*TASK OBJECTIVE*
How many lines of these entries hold the string "text"? Answer with the number alone.

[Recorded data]
---------------

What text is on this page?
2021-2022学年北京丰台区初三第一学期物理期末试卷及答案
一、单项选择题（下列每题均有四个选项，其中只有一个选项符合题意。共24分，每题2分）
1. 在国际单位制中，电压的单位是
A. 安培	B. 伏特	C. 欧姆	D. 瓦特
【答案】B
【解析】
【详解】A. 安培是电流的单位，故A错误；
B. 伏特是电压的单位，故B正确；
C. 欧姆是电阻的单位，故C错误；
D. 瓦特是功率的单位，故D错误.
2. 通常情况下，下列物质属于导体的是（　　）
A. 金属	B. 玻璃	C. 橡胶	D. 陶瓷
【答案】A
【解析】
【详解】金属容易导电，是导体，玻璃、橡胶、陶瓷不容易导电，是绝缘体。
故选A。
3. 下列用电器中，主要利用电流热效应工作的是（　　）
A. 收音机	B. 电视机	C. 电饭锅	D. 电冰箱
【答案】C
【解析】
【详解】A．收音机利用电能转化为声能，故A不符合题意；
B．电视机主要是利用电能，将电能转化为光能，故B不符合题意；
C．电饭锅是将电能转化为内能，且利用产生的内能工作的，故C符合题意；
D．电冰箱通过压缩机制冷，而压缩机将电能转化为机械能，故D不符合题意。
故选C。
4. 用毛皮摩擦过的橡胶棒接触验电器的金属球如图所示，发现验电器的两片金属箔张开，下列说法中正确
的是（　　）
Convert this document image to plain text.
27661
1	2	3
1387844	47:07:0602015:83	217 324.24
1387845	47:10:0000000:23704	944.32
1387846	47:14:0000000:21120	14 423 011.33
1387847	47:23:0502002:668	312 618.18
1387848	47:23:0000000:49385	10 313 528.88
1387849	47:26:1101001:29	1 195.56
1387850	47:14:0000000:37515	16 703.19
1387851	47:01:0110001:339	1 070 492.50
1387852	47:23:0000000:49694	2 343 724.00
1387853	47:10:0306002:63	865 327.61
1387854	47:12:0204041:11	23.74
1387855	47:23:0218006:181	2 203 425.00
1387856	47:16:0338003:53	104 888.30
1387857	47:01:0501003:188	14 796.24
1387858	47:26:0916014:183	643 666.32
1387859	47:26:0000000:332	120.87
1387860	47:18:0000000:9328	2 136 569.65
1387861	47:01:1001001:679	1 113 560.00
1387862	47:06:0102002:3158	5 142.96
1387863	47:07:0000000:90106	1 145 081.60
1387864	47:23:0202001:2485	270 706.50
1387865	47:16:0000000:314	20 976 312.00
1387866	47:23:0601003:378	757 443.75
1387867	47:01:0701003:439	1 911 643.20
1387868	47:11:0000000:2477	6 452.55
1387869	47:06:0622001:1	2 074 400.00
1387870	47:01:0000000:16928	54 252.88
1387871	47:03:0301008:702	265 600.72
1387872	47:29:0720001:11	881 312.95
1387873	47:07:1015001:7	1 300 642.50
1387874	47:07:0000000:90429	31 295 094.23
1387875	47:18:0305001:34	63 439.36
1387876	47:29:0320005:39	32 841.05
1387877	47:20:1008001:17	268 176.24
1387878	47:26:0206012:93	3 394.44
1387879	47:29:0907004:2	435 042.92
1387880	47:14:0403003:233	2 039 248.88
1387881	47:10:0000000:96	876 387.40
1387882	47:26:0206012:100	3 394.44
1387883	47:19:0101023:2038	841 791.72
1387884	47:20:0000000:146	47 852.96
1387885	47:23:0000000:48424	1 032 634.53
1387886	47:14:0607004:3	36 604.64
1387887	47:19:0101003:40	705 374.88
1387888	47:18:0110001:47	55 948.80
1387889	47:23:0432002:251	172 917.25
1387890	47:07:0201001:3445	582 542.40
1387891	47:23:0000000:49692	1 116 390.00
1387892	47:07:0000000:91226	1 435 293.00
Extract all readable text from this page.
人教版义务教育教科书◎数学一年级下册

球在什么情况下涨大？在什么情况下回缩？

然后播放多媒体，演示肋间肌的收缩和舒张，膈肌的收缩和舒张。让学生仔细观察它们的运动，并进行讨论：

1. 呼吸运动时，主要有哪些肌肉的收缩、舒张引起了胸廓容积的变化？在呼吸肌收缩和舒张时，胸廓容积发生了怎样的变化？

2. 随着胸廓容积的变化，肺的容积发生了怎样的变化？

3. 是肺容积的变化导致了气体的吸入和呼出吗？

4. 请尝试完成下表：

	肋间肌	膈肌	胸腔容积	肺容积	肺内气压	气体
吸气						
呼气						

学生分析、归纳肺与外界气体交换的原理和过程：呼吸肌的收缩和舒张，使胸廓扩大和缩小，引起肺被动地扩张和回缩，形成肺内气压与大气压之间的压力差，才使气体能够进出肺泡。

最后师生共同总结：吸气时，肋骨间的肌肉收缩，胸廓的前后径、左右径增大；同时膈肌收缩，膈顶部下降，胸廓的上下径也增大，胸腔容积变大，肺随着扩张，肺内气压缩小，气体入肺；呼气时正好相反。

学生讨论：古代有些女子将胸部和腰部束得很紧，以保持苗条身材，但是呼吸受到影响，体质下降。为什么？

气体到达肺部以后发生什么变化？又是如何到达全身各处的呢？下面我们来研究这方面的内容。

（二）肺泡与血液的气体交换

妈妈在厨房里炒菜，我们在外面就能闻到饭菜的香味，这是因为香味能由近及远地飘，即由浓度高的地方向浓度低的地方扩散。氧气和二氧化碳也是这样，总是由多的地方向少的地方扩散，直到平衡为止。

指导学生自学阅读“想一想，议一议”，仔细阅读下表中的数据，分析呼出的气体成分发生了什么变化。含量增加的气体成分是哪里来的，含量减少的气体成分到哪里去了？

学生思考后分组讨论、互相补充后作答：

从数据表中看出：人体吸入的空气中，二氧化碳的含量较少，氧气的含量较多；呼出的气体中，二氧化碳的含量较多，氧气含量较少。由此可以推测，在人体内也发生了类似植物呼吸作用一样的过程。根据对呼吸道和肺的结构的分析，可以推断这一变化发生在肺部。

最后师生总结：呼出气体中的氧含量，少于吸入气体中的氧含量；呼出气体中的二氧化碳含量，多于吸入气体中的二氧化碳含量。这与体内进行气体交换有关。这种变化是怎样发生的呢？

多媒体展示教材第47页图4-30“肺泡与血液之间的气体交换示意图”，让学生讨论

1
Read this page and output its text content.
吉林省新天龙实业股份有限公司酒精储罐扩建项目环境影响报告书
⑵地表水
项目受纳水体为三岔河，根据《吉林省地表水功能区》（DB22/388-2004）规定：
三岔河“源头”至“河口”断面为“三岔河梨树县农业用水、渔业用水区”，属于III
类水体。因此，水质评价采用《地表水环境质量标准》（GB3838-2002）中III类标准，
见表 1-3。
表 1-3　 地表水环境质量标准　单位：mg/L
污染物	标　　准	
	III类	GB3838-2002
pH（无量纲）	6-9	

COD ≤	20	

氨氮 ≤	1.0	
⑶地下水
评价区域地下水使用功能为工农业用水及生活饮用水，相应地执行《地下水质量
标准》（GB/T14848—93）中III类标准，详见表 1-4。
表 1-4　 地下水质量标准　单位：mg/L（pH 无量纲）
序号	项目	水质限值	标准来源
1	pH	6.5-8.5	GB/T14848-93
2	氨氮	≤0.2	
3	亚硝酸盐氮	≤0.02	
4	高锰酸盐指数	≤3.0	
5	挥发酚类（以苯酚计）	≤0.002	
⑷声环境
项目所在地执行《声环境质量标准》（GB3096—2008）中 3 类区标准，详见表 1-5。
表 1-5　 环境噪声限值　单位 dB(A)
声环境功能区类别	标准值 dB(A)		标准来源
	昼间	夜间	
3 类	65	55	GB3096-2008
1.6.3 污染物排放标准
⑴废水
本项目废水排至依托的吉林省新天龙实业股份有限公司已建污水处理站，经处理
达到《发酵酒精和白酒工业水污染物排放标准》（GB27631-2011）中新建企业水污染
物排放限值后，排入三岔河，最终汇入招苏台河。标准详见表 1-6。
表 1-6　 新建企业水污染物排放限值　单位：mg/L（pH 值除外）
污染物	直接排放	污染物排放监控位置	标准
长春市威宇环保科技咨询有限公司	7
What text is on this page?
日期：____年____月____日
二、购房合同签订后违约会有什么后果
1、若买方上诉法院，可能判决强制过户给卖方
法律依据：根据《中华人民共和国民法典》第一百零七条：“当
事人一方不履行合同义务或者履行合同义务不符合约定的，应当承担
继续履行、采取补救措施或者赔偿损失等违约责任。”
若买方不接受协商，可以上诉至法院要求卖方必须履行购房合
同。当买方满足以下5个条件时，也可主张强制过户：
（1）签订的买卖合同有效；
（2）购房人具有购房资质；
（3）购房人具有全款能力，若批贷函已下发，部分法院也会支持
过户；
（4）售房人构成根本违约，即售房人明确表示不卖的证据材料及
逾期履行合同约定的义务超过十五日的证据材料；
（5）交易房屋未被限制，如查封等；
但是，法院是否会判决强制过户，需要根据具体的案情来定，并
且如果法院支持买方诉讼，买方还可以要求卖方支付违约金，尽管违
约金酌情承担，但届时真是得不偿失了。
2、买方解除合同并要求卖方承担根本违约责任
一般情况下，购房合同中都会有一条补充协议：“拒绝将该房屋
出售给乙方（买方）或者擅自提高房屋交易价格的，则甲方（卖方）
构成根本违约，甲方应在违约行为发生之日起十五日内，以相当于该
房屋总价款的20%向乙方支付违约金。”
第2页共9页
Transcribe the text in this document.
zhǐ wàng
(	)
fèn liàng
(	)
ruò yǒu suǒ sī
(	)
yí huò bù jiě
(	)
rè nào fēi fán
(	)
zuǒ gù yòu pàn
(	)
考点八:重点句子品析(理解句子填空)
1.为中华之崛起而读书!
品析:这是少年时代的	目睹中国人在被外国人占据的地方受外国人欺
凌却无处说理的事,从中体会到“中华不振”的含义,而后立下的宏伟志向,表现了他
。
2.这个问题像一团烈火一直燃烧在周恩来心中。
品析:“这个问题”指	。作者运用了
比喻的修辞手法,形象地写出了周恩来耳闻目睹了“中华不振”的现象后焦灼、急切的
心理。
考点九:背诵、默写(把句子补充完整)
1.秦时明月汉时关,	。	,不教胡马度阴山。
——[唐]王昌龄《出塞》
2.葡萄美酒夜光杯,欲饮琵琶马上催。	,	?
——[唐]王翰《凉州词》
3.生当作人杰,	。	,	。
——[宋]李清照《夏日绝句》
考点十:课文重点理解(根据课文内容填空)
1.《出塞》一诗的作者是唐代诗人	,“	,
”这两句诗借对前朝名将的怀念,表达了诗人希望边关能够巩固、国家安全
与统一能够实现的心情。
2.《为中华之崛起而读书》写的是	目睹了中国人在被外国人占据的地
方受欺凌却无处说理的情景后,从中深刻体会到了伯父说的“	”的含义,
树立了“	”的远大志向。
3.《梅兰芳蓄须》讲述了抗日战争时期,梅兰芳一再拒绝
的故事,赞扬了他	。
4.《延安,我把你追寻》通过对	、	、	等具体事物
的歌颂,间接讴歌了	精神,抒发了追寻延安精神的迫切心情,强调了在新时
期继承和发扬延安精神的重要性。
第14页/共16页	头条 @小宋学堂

---------------

*ANSWER FOR THE TASK*
6